Provided entries —
+++
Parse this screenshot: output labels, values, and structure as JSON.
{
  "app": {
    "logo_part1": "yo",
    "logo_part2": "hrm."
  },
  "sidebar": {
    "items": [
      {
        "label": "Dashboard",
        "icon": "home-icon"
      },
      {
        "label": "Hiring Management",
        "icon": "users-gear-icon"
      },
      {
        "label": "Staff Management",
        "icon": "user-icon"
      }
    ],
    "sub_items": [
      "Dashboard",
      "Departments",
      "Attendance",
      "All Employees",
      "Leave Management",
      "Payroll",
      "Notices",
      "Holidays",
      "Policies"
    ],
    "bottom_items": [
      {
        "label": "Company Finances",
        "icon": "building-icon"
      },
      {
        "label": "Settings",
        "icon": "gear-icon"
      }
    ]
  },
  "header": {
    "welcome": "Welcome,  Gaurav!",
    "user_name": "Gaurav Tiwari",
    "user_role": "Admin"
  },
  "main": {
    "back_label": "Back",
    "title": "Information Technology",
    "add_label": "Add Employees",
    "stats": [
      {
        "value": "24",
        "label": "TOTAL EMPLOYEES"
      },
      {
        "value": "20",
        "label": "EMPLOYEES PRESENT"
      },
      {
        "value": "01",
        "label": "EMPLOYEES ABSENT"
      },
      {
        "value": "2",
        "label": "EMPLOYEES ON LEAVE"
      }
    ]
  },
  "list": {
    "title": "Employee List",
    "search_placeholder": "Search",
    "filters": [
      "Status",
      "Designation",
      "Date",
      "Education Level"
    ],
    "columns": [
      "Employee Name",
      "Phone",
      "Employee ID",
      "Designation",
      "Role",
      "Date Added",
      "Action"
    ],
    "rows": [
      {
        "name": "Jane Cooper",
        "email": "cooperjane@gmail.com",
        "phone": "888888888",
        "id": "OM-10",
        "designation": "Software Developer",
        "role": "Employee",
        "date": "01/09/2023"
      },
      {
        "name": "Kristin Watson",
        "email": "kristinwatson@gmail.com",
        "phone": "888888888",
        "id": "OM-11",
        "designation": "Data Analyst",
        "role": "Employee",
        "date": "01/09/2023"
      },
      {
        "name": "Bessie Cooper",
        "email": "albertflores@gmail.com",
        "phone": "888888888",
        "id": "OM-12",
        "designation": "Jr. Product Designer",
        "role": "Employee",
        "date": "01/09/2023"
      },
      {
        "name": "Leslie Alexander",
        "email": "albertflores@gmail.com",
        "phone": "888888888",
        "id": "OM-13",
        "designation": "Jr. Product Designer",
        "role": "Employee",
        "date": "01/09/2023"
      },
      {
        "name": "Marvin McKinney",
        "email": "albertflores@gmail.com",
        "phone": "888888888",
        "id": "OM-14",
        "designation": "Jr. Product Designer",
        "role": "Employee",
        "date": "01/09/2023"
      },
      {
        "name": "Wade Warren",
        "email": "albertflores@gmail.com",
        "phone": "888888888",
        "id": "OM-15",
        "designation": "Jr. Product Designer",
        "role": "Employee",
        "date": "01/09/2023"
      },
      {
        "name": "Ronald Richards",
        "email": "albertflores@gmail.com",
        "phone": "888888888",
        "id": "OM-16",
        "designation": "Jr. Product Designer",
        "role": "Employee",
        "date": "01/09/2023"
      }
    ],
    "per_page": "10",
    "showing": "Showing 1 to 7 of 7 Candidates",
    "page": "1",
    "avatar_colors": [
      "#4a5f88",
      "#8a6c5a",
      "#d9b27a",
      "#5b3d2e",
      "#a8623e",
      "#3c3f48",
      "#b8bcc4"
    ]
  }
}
+++
What needs to be done —
Each entry must be reproduced verbatim.

The output —
Parse this screenshot: output labels, values, and structure as JSON.
{
  "app": {
    "logo_part1": "yo",
    "logo_part2": "hrm."
  },
  "sidebar": {
    "items": [
      {
        "label": "Dashboard",
        "icon": "home-icon"
      },
      {
        "label": "Hiring Management",
        "icon": "users-gear-icon"
      },
      {
        "label": "Staff Management",
        "icon": "user-icon"
      }
    ],
    "sub_items": [
      "Dashboard",
      "Departments",
      "Attendance",
      "All Employees",
      "Leave Management",
      "Payroll",
      "Notices",
      "Holidays",
      "Policies"
    ],
    "bottom_items": [
      {
        "label": "Company Finances",
        "icon": "building-icon"
      },
      {
        "label": "Settings",
        "icon": "gear-icon"
      }
    ]
  },
  "header": {
    "welcome": "Welcome,  Gaurav!",
    "user_name": "Gaurav Tiwari",
    "user_role": "Admin"
  },
  "main": {
    "back_label": "Back",
    "title": "Information Technology",
    "add_label": "Add Employees",
    "stats": [
      {
        "value": "24",
        "label": "TOTAL EMPLOYEES"
      },
      {
        "value": "20",
        "label": "EMPLOYEES PRESENT"
      },
      {
        "value": "01",
        "label": "EMPLOYEES ABSENT"
      },
      {
        "value": "2",
        "label": "EMPLOYEES ON LEAVE"
      }
    ]
  },
  "list": {
    "title": "Employee List",
    "search_placeholder": "Search",
    "filters": [
      "Status",
      "Designation",
      "Date",
      "Education Level"
    ],
    "columns": [
      "Employee Name",
      "Phone",
      "Employee ID",
      "Designation",
      "Role",
      "Date Added",
      "Action"
    ],
    "rows": [
      {
        "name": "Jane Cooper",
        "email": "cooperjane@gmail.com",
        "phone": "888888888",
        "id": "OM-10",
        "designation": "Software Developer",
        "role": "Employee",
        "date": "01/09/2023"
      },
      {
        "name": "Kristin Watson",
        "email": "kristinwatson@gmail.com",
        "phone": "888888888",
        "id": "OM-11",
        "designation": "Data Analyst",
        "role": "Employee",
        "date": "01/09/2023"
      },
      {
        "name": "Bessie Cooper",
        "email": "albertflores@gmail.com",
        "phone": "888888888",
        "id": "OM-12",
        "designation": "Jr. Product Designer",
        "role": "Employee",
        "date": "01/09/2023"
      },
      {
        "name": "Leslie Alexander",
        "email": "albertflores@gmail.com",
        "phone": "888888888",
        "id": "OM-13",
        "designation": "Jr. Product Designer",
        "role": "Employee",
        "date": "01/09/2023"
      },
      {
        "name": "Marvin McKinney",
        "email": "albertflores@gmail.com",
        "phone": "888888888",
        "id": "OM-14",
        "designation": "Jr. Product Designer",
        "role": "Employee",
        "date": "01/09/2023"
      },
      {
        "name": "Wade Warren",
        "email": "albertflores@gmail.com",
        "phone": "888888888",
        "id": "OM-15",
        "designation": "Jr. Product Designer",
        "role": "Employee",
        "date": "01/09/2023"
      },
      {
        "name": "Ronald Richards",
        "email": "albertflores@gmail.com",
        "phone": "888888888",
        "id": "OM-16",
        "designation": "Jr. Product Designer",
        "role": "Employee",
        "date": "01/09/2023"
      }
    ],
    "per_page": "10",
    "showing": "Showing 1 to 7 of 7 Candidates",
    "page": "1",
    "avatar_colors": [
      "#4a5f88",
      "#8a6c5a",
      "#d9b27a",
      "#5b3d2e",
      "#a8623e",
      "#3c3f48",
      "#b8bcc4"
    ]
  }
}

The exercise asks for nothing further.